### [REQUEST]
What follows is a block of records; restate each one word for word.

### [Entries from a dataset]
········
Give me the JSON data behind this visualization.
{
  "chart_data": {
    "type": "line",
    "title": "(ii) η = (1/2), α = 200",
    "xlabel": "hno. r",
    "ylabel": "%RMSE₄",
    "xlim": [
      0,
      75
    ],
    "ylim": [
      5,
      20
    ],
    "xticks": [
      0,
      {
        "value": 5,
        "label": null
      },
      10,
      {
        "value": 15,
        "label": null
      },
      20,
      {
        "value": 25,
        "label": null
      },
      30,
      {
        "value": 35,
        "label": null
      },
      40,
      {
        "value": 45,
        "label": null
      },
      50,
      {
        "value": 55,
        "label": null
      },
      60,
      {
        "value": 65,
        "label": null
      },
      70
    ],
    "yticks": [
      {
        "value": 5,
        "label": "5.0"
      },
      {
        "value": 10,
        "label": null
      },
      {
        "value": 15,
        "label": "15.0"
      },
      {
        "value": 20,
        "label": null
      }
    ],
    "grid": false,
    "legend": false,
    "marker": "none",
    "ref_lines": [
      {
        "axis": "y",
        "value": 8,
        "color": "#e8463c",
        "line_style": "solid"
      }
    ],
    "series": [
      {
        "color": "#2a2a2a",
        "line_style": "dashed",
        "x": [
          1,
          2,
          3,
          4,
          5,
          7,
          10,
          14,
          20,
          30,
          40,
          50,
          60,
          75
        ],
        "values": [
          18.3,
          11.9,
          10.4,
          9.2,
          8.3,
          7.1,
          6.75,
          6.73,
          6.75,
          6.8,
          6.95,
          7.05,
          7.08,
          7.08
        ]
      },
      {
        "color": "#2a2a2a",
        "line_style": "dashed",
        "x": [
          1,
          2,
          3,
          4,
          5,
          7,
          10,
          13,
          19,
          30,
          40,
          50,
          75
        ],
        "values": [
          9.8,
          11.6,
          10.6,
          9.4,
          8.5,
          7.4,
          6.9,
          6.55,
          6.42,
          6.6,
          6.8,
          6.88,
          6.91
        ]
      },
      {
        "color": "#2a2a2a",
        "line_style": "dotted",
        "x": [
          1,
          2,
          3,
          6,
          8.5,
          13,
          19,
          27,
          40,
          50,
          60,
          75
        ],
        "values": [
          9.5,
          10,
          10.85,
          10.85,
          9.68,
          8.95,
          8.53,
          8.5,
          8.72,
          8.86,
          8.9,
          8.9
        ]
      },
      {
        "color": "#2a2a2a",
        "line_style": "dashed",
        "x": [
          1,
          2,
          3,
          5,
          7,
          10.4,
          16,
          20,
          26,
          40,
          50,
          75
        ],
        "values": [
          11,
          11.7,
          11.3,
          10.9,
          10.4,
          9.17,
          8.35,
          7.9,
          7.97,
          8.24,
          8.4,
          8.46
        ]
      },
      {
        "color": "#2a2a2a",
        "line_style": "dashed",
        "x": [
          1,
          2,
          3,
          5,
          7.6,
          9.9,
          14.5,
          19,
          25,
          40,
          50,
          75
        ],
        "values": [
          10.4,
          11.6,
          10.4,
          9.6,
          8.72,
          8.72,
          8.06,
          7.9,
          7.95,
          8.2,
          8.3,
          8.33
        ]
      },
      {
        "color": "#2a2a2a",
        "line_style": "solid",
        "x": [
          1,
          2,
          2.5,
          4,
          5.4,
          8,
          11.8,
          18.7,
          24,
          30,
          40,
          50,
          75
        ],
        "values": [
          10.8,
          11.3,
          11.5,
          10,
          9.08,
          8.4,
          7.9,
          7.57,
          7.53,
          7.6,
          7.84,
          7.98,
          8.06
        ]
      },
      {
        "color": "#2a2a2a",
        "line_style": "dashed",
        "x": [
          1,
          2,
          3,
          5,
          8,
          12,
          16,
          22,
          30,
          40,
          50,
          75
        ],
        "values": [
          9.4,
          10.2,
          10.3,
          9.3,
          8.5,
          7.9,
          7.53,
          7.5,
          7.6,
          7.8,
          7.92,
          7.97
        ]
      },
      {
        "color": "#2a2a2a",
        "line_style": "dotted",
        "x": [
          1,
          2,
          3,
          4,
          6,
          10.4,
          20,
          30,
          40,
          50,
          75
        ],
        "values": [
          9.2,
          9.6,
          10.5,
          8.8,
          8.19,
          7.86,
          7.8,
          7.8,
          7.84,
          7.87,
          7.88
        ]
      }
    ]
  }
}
········
### [EXERCISE SOLUTION]
Give me the JSON data behind this visualization.
{
  "chart_data": {
    "type": "line",
    "title": "(ii) η = (1/2), α = 200",
    "xlabel": "hno. r",
    "ylabel": "%RMSE₄",
    "xlim": [
      0,
      75
    ],
    "ylim": [
      5,
      20
    ],
    "xticks": [
      0,
      {
        "value": 5,
        "label": null
      },
      10,
      {
        "value": 15,
        "label": null
      },
      20,
      {
        "value": 25,
        "label": null
      },
      30,
      {
        "value": 35,
        "label": null
      },
      40,
      {
        "value": 45,
        "label": null
      },
      50,
      {
        "value": 55,
        "label": null
      },
      60,
      {
        "value": 65,
        "label": null
      },
      70
    ],
    "yticks": [
      {
        "value": 5,
        "label": "5.0"
      },
      {
        "value": 10,
        "label": null
      },
      {
        "value": 15,
        "label": "15.0"
      },
      {
        "value": 20,
        "label": null
      }
    ],
    "grid": false,
    "legend": false,
    "marker": "none",
    "ref_lines": [
      {
        "axis": "y",
        "value": 8,
        "color": "#e8463c",
        "line_style": "solid"
      }
    ],
    "series": [
      {
        "color": "#2a2a2a",
        "line_style": "dashed",
        "x": [
          1,
          2,
          3,
          4,
          5,
          7,
          10,
          14,
          20,
          30,
          40,
          50,
          60,
          75
        ],
        "values": [
          18.3,
          11.9,
          10.4,
          9.2,
          8.3,
          7.1,
          6.75,
          6.73,
          6.75,
          6.8,
          6.95,
          7.05,
          7.08,
          7.08
        ]
      },
      {
        "color": "#2a2a2a",
        "line_style": "dashed",
        "x": [
          1,
          2,
          3,
          4,
          5,
          7,
          10,
          13,
          19,
          30,
          40,
          50,
          75
        ],
        "values": [
          9.8,
          11.6,
          10.6,
          9.4,
          8.5,
          7.4,
          6.9,
          6.55,
          6.42,
          6.6,
          6.8,
          6.88,
          6.91
        ]
      },
      {
        "color": "#2a2a2a",
        "line_style": "dotted",
        "x": [
          1,
          2,
          3,
          6,
          8.5,
          13,
          19,
          27,
          40,
          50,
          60,
          75
        ],
        "values": [
          9.5,
          10,
          10.85,
          10.85,
          9.68,
          8.95,
          8.53,
          8.5,
          8.72,
          8.86,
          8.9,
          8.9
        ]
      },
      {
        "color": "#2a2a2a",
        "line_style": "dashed",
        "x": [
          1,
          2,
          3,
          5,
          7,
          10.4,
          16,
          20,
          26,
          40,
          50,
          75
        ],
        "values": [
          11,
          11.7,
          11.3,
          10.9,
          10.4,
          9.17,
          8.35,
          7.9,
          7.97,
          8.24,
          8.4,
          8.46
        ]
      },
      {
        "color": "#2a2a2a",
        "line_style": "dashed",
        "x": [
          1,
          2,
          3,
          5,
          7.6,
          9.9,
          14.5,
          19,
          25,
          40,
          50,
          75
        ],
        "values": [
          10.4,
          11.6,
          10.4,
          9.6,
          8.72,
          8.72,
          8.06,
          7.9,
          7.95,
          8.2,
          8.3,
          8.33
        ]
      },
      {
        "color": "#2a2a2a",
        "line_style": "solid",
        "x": [
          1,
          2,
          2.5,
          4,
          5.4,
          8,
          11.8,
          18.7,
          24,
          30,
          40,
          50,
          75
        ],
        "values": [
          10.8,
          11.3,
          11.5,
          10,
          9.08,
          8.4,
          7.9,
          7.57,
          7.53,
          7.6,
          7.84,
          7.98,
          8.06
        ]
      },
      {
        "color": "#2a2a2a",
        "line_style": "dashed",
        "x": [
          1,
          2,
          3,
          5,
          8,
          12,
          16,
          22,
          30,
          40,
          50,
          75
        ],
        "values": [
          9.4,
          10.2,
          10.3,
          9.3,
          8.5,
          7.9,
          7.53,
          7.5,
          7.6,
          7.8,
          7.92,
          7.97
        ]
      },
      {
        "color": "#2a2a2a",
        "line_style": "dotted",
        "x": [
          1,
          2,
          3,
          4,
          6,
          10.4,
          20,
          30,
          40,
          50,
          75
        ],
        "values": [
          9.2,
          9.6,
          10.5,
          8.8,
          8.19,
          7.86,
          7.8,
          7.8,
          7.84,
          7.87,
          7.88
        ]
      }
    ]
  }
}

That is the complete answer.